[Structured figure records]
········

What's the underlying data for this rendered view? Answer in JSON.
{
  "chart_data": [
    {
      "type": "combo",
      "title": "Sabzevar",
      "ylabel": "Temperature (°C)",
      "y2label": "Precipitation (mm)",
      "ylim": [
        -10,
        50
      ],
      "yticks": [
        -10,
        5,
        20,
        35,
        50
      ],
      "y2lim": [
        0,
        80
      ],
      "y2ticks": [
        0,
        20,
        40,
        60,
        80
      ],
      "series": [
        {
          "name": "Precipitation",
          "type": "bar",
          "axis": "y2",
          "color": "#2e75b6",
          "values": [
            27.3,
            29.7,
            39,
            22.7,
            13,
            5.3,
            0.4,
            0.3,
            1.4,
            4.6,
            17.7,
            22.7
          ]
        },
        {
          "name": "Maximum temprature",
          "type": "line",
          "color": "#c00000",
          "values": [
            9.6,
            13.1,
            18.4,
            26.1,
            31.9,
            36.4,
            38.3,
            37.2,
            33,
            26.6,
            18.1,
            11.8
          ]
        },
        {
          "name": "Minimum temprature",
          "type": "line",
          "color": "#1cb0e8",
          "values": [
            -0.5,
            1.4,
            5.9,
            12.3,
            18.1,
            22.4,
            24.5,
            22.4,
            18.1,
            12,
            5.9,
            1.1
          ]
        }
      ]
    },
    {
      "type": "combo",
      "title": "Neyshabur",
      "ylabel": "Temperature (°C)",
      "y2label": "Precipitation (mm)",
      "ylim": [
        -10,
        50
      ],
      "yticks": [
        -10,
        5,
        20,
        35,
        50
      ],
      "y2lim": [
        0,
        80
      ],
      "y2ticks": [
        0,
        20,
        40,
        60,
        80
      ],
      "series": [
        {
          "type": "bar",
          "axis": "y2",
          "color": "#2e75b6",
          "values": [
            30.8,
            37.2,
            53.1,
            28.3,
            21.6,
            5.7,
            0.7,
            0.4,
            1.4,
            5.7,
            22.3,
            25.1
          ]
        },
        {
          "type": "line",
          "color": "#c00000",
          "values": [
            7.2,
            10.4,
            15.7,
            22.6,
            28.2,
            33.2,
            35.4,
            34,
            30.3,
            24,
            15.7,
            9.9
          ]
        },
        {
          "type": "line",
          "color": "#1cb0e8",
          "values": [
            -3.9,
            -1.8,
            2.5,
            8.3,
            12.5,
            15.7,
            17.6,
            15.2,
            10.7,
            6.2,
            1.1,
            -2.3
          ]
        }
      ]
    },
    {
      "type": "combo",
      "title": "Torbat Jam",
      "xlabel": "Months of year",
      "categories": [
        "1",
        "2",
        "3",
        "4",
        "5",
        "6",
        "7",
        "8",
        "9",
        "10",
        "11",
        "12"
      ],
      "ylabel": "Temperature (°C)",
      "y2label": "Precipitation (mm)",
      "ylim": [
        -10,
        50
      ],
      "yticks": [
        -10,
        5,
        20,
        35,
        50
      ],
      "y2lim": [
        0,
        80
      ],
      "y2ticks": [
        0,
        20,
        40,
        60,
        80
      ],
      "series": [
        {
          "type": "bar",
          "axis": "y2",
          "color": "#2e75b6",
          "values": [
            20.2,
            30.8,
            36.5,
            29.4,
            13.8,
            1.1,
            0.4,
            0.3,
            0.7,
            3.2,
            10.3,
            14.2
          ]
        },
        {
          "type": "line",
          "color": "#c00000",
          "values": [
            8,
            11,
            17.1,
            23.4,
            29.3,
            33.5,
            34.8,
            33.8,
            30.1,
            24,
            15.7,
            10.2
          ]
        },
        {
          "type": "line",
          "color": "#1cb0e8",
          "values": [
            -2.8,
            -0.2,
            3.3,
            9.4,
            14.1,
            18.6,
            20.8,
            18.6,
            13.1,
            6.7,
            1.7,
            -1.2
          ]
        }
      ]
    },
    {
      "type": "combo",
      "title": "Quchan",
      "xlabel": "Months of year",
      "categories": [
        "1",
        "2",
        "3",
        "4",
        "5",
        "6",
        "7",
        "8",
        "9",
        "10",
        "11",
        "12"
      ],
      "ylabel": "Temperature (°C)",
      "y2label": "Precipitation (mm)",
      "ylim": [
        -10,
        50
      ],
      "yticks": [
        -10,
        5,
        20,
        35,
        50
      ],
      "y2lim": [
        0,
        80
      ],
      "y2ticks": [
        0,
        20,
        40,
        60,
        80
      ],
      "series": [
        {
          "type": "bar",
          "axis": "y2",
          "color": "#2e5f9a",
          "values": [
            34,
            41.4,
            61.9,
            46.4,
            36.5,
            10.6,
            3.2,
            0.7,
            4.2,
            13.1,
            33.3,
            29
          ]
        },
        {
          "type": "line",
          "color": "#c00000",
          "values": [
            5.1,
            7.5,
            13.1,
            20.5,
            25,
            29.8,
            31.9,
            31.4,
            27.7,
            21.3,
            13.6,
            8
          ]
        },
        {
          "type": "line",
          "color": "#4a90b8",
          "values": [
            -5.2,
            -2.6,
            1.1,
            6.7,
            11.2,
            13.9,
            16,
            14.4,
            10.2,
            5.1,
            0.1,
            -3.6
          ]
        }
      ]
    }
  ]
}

········

Find the word "title" in the data and copy out each line where it turns up.

Reply ▸
      "title": "Sabzevar",
      "title": "Neyshabur",
      "title": "Torbat Jam",
      "title": "Quchan",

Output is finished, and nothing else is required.